● **Task statement**
Spot each line that carries the word "cazul"; copy those lines.

begin Available data

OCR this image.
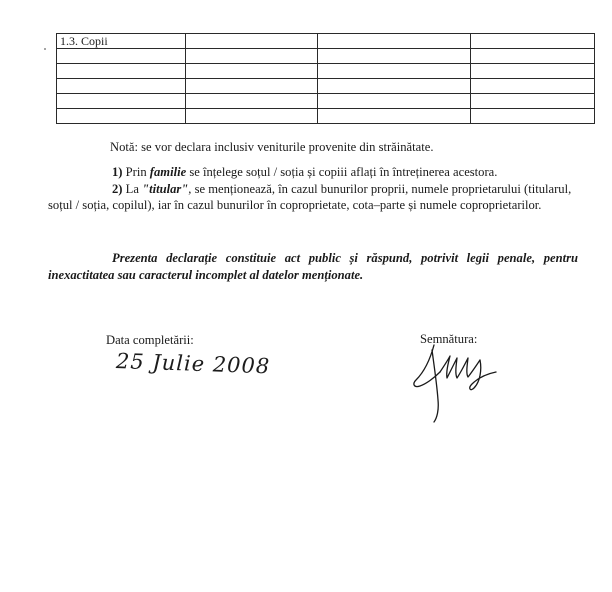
1.3. Copii			

Notă: se vor declara inclusiv veniturile provenite din străinătate.
1) Prin familie se înțelege soțul / soția și copiii aflați în întreținerea acestora.
2) La "titular", se menționează, în cazul bunurilor proprii, numele proprietarului (titularul,
soțul / soția, copilul), iar în cazul bunurilor în coproprietate, cota–parte și numele coproprietarilor.
Prezenta declarație constituie act public și răspund, potrivit legii penale, pentru inexactitatea sau caracterul incomplet al datelor menționate.
Data completării:
25 Julie 2008
Semnătura:
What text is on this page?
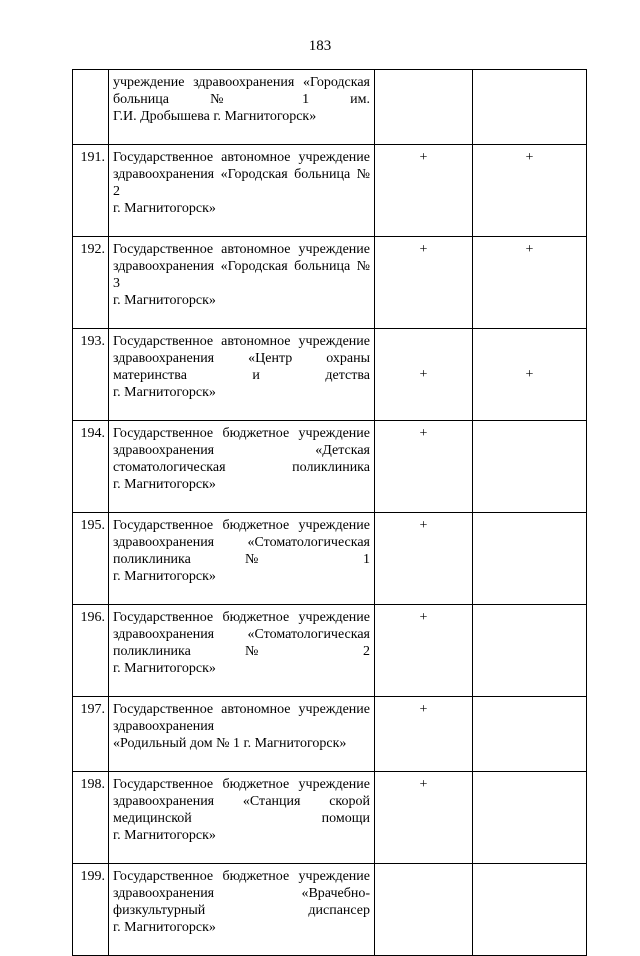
183
	учреждение здравоохранения «Городская больница № 1 им.
Г.И. Дробышева г. Магнитогорск»		

191.	Государственное автономное учреждение здравоохранения «Городская больница № 2
г. Магнитогорск»	+	+
192.	Государственное автономное учреждение здравоохранения «Городская больница № 3
г. Магнитогорск»	+	+
193.	Государственное автономное учреждение здравоохранения «Центр охраны материнства и детства
г. Магнитогорск»	+	+
194.	Государственное бюджетное учреждение здравоохранения «Детская стоматологическая поликлиника
г. Магнитогорск»	+	
195.	Государственное бюджетное учреждение здравоохранения «Стоматологическая поликлиника № 1
г. Магнитогорск»	+	
196.	Государственное бюджетное учреждение здравоохранения «Стоматологическая поликлиника № 2
г. Магнитогорск»	+	
197.	Государственное автономное учреждение здравоохранения
«Родильный дом № 1 г. Магнитогорск»	+	
198.	Государственное бюджетное учреждение здравоохранения «Станция скорой медицинской помощи
г. Магнитогорск»	+	
199.	Государственное бюджетное учреждение здравоохранения «Врачебно-физкультурный диспансер
г. Магнитогорск»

end Available data

● **Full solution**
2) La "titular", se menționează, în cazul bunurilor proprii, numele proprietarului (titularul,
soțul / soția, copilul), iar în cazul bunurilor în coproprietate, cota–parte și numele coproprietarilor.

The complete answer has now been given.